*EXERCISE MATERIALS:*
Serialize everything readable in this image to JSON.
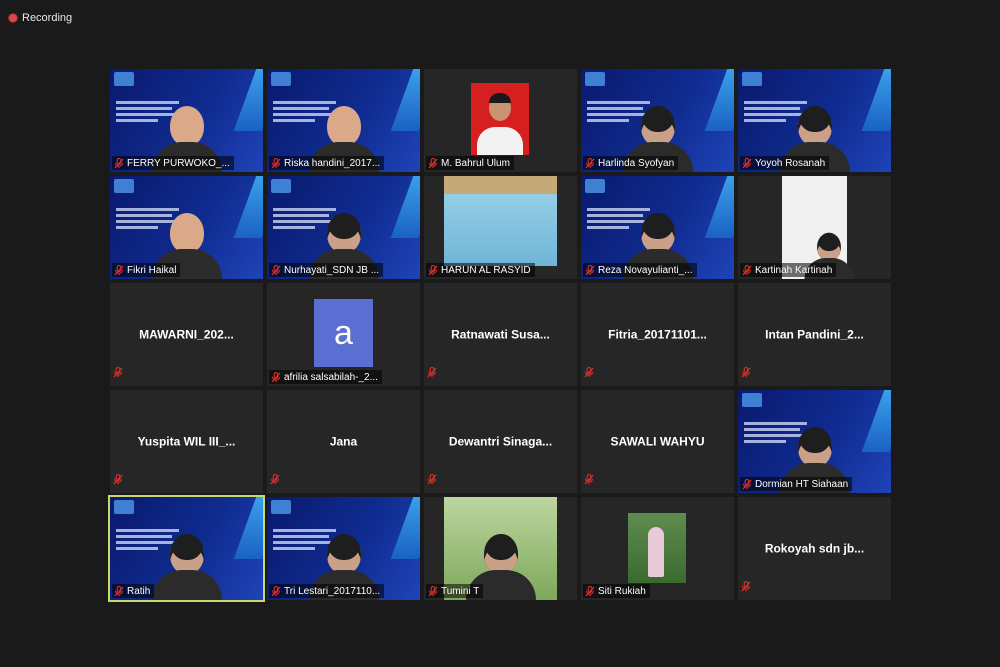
{
  "recording": {
    "label": "Recording"
  },
  "participants": [
    {
      "name": "FERRY PURWOKO_...",
      "video": "banner-person"
    },
    {
      "name": "Riska handini_2017...",
      "video": "banner-person"
    },
    {
      "name": "M. Bahrul Ulum",
      "video": "photo-red"
    },
    {
      "name": "Harlinda Syofyan",
      "video": "banner-hijab"
    },
    {
      "name": "Yoyoh Rosanah",
      "video": "banner-hijab"
    },
    {
      "name": "Fikri Haikal",
      "video": "banner-person"
    },
    {
      "name": "Nurhayati_SDN JB ...",
      "video": "banner-hijab"
    },
    {
      "name": "HARUN AL RASYID",
      "video": "blue-wall"
    },
    {
      "name": "Reza Novayulianti_...",
      "video": "banner-hijab"
    },
    {
      "name": "Kartinah Kartinah",
      "video": "room-white"
    },
    {
      "name": "MAWARNI_202...",
      "video": "none"
    },
    {
      "name": "afrilia salsabilah-_2...",
      "video": "avatar",
      "avatar_letter": "a"
    },
    {
      "name": "Ratnawati  Susa...",
      "video": "none"
    },
    {
      "name": "Fitria_20171101...",
      "video": "none"
    },
    {
      "name": "Intan  Pandini_2...",
      "video": "none"
    },
    {
      "name": "Yuspita WIL III_...",
      "video": "none"
    },
    {
      "name": "Jana",
      "video": "none"
    },
    {
      "name": "Dewantri  Sinaga...",
      "video": "none"
    },
    {
      "name": "SAWALI WAHYU",
      "video": "none"
    },
    {
      "name": "Dormian HT Siahaan",
      "video": "banner-hijab"
    },
    {
      "name": "Ratih",
      "video": "banner-hijab",
      "active": true
    },
    {
      "name": "Tri Lestari_2017110...",
      "video": "banner-hijab"
    },
    {
      "name": "Tumini T",
      "video": "green-room"
    },
    {
      "name": "Siti Rukiah",
      "video": "outdoor"
    },
    {
      "name": "Rokoyah sdn jb...",
      "video": "none"
    }
  ],
  "colors": {
    "background": "#1a1a1a",
    "tile": "#262626",
    "active_border": "#c8d96a",
    "muted_mic": "#e0302b",
    "recording_dot": "#e04545"
  },
  "icons": {
    "mic": "muted-mic-icon",
    "recording": "recording-icon"
  }
}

*EXERCISE REQUIREMENTS:*
Copy out each record shown above without alteration, skipping any picture.

*CORRECT ANSWER:*
Serialize everything readable in this image to JSON.
{
  "recording": {
    "label": "Recording"
  },
  "participants": [
    {
      "name": "FERRY PURWOKO_...",
      "video": "banner-person"
    },
    {
      "name": "Riska handini_2017...",
      "video": "banner-person"
    },
    {
      "name": "M. Bahrul Ulum",
      "video": "photo-red"
    },
    {
      "name": "Harlinda Syofyan",
      "video": "banner-hijab"
    },
    {
      "name": "Yoyoh Rosanah",
      "video": "banner-hijab"
    },
    {
      "name": "Fikri Haikal",
      "video": "banner-person"
    },
    {
      "name": "Nurhayati_SDN JB ...",
      "video": "banner-hijab"
    },
    {
      "name": "HARUN AL RASYID",
      "video": "blue-wall"
    },
    {
      "name": "Reza Novayulianti_...",
      "video": "banner-hijab"
    },
    {
      "name": "Kartinah Kartinah",
      "video": "room-white"
    },
    {
      "name": "MAWARNI_202...",
      "video": "none"
    },
    {
      "name": "afrilia salsabilah-_2...",
      "video": "avatar",
      "avatar_letter": "a"
    },
    {
      "name": "Ratnawati  Susa...",
      "video": "none"
    },
    {
      "name": "Fitria_20171101...",
      "video": "none"
    },
    {
      "name": "Intan  Pandini_2...",
      "video": "none"
    },
    {
      "name": "Yuspita WIL III_...",
      "video": "none"
    },
    {
      "name": "Jana",
      "video": "none"
    },
    {
      "name": "Dewantri  Sinaga...",
      "video": "none"
    },
    {
      "name": "SAWALI WAHYU",
      "video": "none"
    },
    {
      "name": "Dormian HT Siahaan",
      "video": "banner-hijab"
    },
    {
      "name": "Ratih",
      "video": "banner-hijab",
      "active": true
    },
    {
      "name": "Tri Lestari_2017110...",
      "video": "banner-hijab"
    },
    {
      "name": "Tumini T",
      "video": "green-room"
    },
    {
      "name": "Siti Rukiah",
      "video": "outdoor"
    },
    {
      "name": "Rokoyah sdn jb...",
      "video": "none"
    }
  ],
  "colors": {
    "background": "#1a1a1a",
    "tile": "#262626",
    "active_border": "#c8d96a",
    "muted_mic": "#e0302b",
    "recording_dot": "#e04545"
  },
  "icons": {
    "mic": "muted-mic-icon",
    "recording": "recording-icon"
  }
}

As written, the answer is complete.